▶ _Stated goal_
An exact copy of all the data is required, with pictures left out.

[BEGIN]

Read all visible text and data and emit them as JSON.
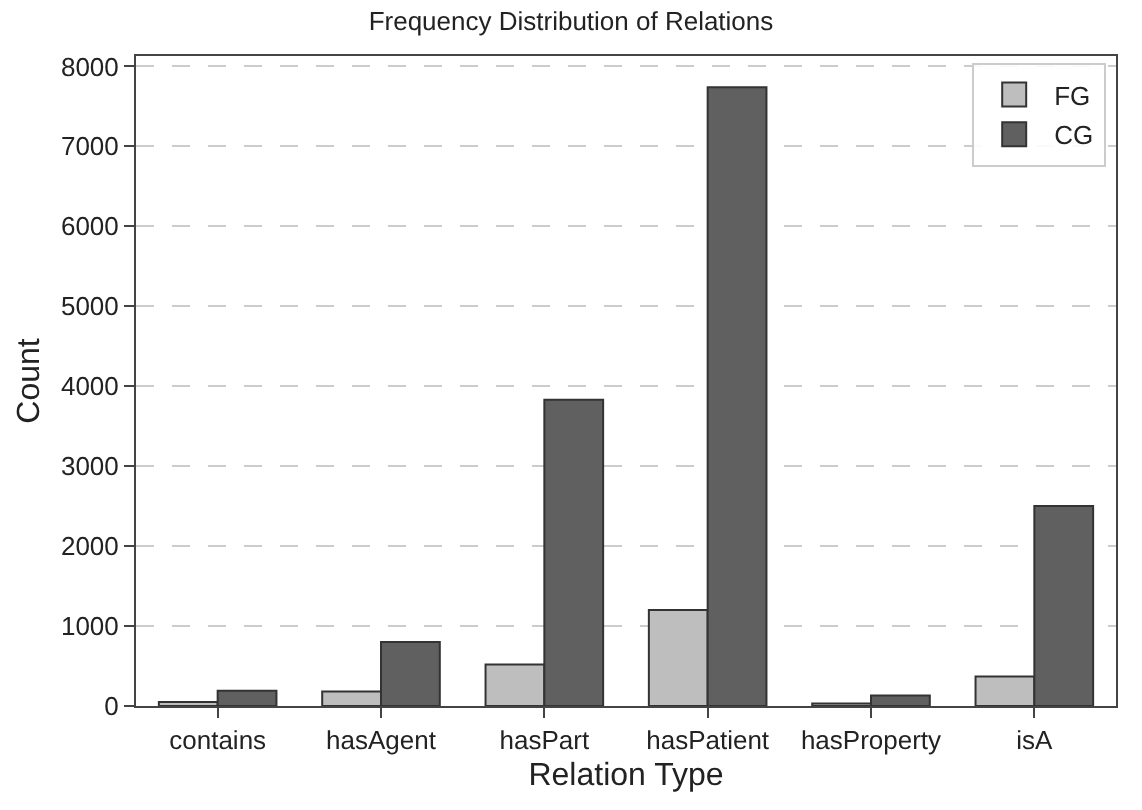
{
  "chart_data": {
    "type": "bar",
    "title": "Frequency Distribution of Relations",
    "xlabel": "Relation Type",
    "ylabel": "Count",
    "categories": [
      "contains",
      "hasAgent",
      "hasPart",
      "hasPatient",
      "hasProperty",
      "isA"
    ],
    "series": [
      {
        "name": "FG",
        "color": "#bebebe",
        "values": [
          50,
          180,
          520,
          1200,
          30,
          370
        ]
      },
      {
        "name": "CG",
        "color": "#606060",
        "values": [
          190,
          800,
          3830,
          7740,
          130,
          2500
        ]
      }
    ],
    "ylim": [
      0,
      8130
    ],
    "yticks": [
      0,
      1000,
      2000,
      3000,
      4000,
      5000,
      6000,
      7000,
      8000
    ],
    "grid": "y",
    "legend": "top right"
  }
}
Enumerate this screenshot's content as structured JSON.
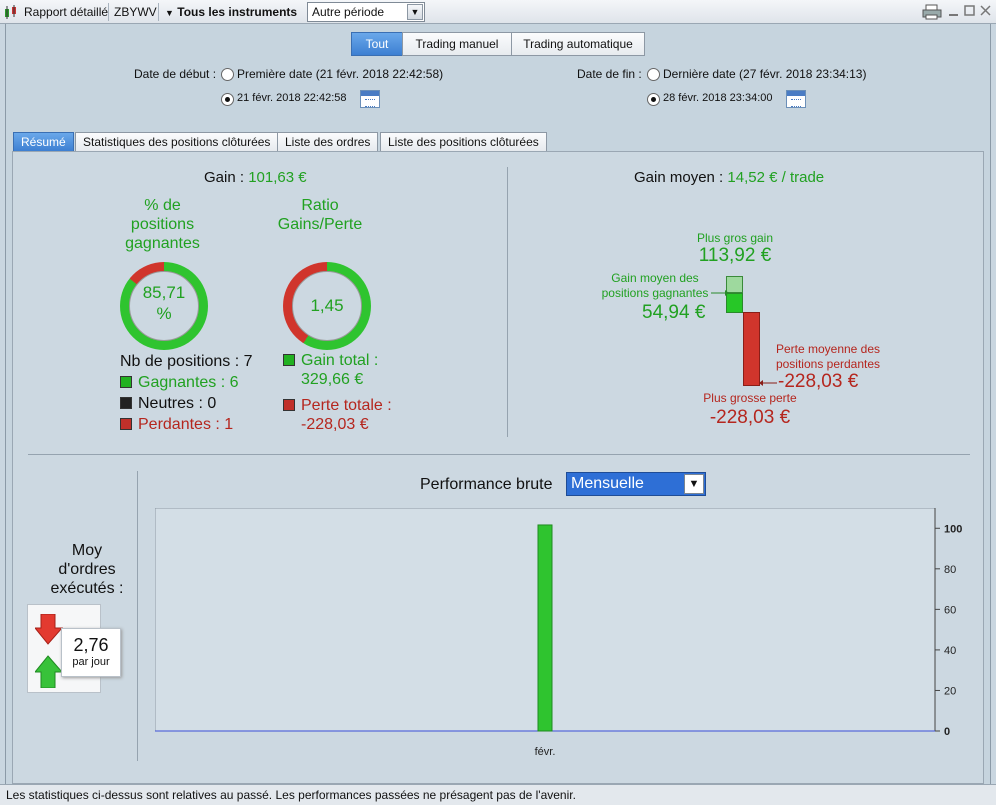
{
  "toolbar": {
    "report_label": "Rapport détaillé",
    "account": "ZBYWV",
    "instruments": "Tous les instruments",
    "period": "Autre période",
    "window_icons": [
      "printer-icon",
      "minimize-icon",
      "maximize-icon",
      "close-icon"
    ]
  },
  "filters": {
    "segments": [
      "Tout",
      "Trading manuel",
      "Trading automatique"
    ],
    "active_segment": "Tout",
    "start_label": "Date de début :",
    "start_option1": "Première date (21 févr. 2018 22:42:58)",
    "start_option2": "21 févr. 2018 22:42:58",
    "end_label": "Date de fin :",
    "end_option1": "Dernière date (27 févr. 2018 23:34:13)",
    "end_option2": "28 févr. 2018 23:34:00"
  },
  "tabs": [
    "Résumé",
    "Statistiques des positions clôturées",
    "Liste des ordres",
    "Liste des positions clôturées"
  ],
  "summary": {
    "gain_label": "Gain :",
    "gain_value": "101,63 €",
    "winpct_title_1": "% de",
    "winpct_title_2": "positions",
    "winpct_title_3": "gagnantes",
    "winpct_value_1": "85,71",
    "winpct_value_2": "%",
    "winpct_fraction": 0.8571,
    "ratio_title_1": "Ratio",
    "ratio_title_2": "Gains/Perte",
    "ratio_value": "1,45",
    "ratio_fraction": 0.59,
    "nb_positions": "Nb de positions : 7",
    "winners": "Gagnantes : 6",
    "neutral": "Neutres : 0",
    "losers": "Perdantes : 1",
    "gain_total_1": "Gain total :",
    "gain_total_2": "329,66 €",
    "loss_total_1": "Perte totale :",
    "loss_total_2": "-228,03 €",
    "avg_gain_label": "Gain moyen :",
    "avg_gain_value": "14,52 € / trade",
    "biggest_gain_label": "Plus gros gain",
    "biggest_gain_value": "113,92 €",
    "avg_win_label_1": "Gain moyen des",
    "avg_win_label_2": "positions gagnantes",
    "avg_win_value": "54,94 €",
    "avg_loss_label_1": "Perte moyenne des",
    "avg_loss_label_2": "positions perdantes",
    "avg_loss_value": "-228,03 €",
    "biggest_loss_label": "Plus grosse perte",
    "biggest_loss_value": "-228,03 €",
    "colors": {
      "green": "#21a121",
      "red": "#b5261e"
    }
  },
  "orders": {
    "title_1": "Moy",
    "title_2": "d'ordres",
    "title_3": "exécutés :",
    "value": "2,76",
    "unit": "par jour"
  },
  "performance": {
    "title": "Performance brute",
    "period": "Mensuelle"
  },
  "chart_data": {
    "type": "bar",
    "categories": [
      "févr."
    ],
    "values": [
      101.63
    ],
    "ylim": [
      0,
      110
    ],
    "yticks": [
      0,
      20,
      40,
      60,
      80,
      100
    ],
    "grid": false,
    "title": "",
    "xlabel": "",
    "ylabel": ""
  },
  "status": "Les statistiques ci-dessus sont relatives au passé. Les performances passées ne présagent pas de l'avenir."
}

[END]

▶ _Task solution_
Read all visible text and data and emit them as JSON.
{
  "chart_data": {
    "type": "bar",
    "title": "Frequency Distribution of Relations",
    "xlabel": "Relation Type",
    "ylabel": "Count",
    "categories": [
      "contains",
      "hasAgent",
      "hasPart",
      "hasPatient",
      "hasProperty",
      "isA"
    ],
    "series": [
      {
        "name": "FG",
        "color": "#bebebe",
        "values": [
          50,
          180,
          520,
          1200,
          30,
          370
        ]
      },
      {
        "name": "CG",
        "color": "#606060",
        "values": [
          190,
          800,
          3830,
          7740,
          130,
          2500
        ]
      }
    ],
    "ylim": [
      0,
      8130
    ],
    "yticks": [
      0,
      1000,
      2000,
      3000,
      4000,
      5000,
      6000,
      7000,
      8000
    ],
    "grid": "y",
    "legend": "top right"
  }
}
Enumerate this screenshot's content as structured JSON.
{
  "toolbar": {
    "report_label": "Rapport détaillé",
    "account": "ZBYWV",
    "instruments": "Tous les instruments",
    "period": "Autre période",
    "window_icons": [
      "printer-icon",
      "minimize-icon",
      "maximize-icon",
      "close-icon"
    ]
  },
  "filters": {
    "segments": [
      "Tout",
      "Trading manuel",
      "Trading automatique"
    ],
    "active_segment": "Tout",
    "start_label": "Date de début :",
    "start_option1": "Première date (21 févr. 2018 22:42:58)",
    "start_option2": "21 févr. 2018 22:42:58",
    "end_label": "Date de fin :",
    "end_option1": "Dernière date (27 févr. 2018 23:34:13)",
    "end_option2": "28 févr. 2018 23:34:00"
  },
  "tabs": [
    "Résumé",
    "Statistiques des positions clôturées",
    "Liste des ordres",
    "Liste des positions clôturées"
  ],
  "summary": {
    "gain_label": "Gain :",
    "gain_value": "101,63 €",
    "winpct_title_1": "% de",
    "winpct_title_2": "positions",
    "winpct_title_3": "gagnantes",
    "winpct_value_1": "85,71",
    "winpct_value_2": "%",
    "winpct_fraction": 0.8571,
    "ratio_title_1": "Ratio",
    "ratio_title_2": "Gains/Perte",
    "ratio_value": "1,45",
    "ratio_fraction": 0.59,
    "nb_positions": "Nb de positions : 7",
    "winners": "Gagnantes : 6",
    "neutral": "Neutres : 0",
    "losers": "Perdantes : 1",
    "gain_total_1": "Gain total :",
    "gain_total_2": "329,66 €",
    "loss_total_1": "Perte totale :",
    "loss_total_2": "-228,03 €",
    "avg_gain_label": "Gain moyen :",
    "avg_gain_value": "14,52 € / trade",
    "biggest_gain_label": "Plus gros gain",
    "biggest_gain_value": "113,92 €",
    "avg_win_label_1": "Gain moyen des",
    "avg_win_label_2": "positions gagnantes",
    "avg_win_value": "54,94 €",
    "avg_loss_label_1": "Perte moyenne des",
    "avg_loss_label_2": "positions perdantes",
    "avg_loss_value": "-228,03 €",
    "biggest_loss_label": "Plus grosse perte",
    "biggest_loss_value": "-228,03 €",
    "colors": {
      "green": "#21a121",
      "red": "#b5261e"
    }
  },
  "orders": {
    "title_1": "Moy",
    "title_2": "d'ordres",
    "title_3": "exécutés :",
    "value": "2,76",
    "unit": "par jour"
  },
  "performance": {
    "title": "Performance brute",
    "period": "Mensuelle"
  },
  "chart_data": {
    "type": "bar",
    "categories": [
      "févr."
    ],
    "values": [
      101.63
    ],
    "ylim": [
      0,
      110
    ],
    "yticks": [
      0,
      20,
      40,
      60,
      80,
      100
    ],
    "grid": false,
    "title": "",
    "xlabel": "",
    "ylabel": ""
  },
  "status": "Les statistiques ci-dessus sont relatives au passé. Les performances passées ne présagent pas de l'avenir."
}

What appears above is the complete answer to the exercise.